** PROBLEM **
Filter the entries, keeping every line with the word "title".
════
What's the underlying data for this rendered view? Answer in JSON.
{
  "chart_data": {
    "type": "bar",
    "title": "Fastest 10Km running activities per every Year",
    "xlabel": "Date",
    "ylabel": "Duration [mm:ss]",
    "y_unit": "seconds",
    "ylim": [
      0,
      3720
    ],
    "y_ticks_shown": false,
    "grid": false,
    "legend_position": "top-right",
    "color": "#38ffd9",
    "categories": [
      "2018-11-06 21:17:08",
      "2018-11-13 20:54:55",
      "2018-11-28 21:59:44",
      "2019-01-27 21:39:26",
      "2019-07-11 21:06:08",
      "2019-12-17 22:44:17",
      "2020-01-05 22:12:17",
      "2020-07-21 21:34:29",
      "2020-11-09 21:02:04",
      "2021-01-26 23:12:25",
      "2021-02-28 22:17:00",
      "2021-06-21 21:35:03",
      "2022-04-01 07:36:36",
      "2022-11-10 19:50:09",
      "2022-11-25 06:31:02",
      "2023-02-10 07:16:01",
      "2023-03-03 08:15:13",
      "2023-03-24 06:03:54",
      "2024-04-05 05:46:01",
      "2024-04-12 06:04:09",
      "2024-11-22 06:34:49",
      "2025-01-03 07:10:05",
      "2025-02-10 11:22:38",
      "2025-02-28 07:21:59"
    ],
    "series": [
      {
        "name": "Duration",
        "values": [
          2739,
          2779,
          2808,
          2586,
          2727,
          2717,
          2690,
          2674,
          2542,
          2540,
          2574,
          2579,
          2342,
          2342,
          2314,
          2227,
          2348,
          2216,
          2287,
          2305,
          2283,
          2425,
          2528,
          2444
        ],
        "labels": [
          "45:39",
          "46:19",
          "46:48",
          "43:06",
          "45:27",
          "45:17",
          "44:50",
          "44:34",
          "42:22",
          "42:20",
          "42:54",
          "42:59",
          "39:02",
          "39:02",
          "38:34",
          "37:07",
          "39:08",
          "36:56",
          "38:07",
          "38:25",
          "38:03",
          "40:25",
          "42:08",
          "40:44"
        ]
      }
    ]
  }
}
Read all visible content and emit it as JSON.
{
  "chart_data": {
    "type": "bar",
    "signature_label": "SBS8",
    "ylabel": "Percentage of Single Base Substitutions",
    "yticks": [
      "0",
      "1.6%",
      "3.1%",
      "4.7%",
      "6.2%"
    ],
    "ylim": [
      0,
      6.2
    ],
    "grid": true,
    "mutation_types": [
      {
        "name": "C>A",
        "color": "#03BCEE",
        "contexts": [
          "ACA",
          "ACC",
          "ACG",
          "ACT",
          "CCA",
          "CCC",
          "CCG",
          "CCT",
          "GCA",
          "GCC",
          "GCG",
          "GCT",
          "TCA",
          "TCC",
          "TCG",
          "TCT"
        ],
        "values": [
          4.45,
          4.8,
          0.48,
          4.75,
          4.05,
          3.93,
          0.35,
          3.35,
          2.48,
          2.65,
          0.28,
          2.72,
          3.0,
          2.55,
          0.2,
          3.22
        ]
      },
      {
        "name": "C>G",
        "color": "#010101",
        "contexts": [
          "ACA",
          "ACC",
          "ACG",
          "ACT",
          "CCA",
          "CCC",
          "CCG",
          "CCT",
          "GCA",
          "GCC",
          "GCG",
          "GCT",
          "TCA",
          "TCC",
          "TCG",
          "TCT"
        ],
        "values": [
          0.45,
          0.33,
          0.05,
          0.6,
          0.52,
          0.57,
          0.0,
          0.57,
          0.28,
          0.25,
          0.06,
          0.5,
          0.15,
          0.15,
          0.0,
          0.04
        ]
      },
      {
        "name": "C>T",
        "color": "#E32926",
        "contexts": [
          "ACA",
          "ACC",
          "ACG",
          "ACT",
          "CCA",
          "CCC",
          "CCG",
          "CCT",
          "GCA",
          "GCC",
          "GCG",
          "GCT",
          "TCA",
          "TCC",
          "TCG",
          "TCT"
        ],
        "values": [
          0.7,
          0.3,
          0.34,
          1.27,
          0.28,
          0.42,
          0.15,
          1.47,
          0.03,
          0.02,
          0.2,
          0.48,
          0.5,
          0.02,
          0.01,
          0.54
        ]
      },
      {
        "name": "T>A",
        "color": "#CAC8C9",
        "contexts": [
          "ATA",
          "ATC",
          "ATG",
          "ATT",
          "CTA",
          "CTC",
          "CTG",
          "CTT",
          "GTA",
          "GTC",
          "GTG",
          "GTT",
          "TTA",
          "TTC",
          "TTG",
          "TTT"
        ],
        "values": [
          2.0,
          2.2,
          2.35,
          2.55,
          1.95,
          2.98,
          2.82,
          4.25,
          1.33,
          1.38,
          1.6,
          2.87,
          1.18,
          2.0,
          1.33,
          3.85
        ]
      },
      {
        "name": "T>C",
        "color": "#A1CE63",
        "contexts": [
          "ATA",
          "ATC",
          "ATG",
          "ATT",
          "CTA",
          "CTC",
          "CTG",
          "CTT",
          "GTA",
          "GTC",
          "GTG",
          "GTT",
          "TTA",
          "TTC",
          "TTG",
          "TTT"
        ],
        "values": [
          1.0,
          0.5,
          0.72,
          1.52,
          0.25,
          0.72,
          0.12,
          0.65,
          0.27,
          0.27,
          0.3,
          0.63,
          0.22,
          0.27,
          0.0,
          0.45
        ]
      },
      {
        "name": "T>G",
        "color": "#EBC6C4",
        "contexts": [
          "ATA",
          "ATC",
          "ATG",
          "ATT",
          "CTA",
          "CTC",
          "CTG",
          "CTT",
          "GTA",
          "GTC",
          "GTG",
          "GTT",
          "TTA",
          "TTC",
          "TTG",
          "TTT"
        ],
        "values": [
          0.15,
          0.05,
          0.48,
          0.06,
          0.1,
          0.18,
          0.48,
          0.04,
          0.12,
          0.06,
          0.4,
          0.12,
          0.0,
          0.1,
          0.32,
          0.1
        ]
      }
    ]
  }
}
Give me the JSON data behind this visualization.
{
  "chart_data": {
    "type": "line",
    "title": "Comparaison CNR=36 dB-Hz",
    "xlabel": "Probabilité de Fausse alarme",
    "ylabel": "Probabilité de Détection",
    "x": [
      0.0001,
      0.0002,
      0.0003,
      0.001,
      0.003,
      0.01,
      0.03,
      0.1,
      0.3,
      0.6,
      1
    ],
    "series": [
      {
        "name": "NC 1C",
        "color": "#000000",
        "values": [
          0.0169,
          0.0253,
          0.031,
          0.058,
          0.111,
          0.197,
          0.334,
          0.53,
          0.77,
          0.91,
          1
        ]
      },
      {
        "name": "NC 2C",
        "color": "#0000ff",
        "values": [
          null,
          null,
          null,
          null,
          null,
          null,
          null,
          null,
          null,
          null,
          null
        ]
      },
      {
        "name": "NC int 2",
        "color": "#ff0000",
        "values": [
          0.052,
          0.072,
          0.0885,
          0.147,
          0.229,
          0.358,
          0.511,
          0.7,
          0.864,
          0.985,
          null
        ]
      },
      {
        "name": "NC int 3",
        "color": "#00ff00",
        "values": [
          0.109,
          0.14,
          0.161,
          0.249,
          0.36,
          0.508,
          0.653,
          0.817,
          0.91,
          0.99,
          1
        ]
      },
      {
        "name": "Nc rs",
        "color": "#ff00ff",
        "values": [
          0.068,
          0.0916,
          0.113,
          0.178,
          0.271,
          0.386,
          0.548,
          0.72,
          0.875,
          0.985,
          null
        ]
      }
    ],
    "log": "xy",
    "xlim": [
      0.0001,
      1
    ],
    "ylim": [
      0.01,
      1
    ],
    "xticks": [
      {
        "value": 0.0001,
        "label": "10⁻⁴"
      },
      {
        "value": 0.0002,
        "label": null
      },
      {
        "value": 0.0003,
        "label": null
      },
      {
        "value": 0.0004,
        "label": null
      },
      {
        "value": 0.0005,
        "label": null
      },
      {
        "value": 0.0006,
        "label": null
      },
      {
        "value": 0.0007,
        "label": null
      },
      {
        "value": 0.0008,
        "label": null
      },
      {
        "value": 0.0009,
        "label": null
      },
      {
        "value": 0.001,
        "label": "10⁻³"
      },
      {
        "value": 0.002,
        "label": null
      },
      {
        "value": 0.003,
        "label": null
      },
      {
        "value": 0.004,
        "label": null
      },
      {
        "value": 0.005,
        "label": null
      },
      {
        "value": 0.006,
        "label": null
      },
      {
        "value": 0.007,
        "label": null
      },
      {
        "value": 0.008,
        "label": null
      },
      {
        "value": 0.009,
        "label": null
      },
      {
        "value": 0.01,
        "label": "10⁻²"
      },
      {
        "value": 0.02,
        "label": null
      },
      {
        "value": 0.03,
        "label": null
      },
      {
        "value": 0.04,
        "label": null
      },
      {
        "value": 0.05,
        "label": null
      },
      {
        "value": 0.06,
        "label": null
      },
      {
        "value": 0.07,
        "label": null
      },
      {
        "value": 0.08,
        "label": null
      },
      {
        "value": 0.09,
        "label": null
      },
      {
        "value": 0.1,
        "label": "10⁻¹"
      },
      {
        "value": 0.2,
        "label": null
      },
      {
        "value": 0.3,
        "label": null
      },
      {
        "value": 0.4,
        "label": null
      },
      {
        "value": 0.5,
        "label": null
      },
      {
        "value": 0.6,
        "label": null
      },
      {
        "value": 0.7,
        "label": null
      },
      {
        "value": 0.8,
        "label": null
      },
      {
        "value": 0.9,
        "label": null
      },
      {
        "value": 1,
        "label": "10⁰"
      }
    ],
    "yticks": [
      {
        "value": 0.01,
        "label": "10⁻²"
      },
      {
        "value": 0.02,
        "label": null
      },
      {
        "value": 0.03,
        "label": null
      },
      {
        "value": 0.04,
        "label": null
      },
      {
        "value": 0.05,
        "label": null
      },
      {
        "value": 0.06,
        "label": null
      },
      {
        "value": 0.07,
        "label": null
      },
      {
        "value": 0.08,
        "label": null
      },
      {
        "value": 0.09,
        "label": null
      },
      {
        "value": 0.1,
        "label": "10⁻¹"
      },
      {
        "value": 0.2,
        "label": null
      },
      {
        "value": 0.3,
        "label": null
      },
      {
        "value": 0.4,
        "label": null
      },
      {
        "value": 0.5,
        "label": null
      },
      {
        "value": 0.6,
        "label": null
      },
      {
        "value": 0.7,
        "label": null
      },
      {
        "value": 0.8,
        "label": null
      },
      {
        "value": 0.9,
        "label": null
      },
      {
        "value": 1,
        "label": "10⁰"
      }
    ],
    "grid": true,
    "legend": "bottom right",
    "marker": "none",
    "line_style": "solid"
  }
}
════
** PROBLEM SOLUTION **
    "title": "Fastest 10Km running activities per every Year",
    "title": "Comparaison CNR=36 dB-Hz",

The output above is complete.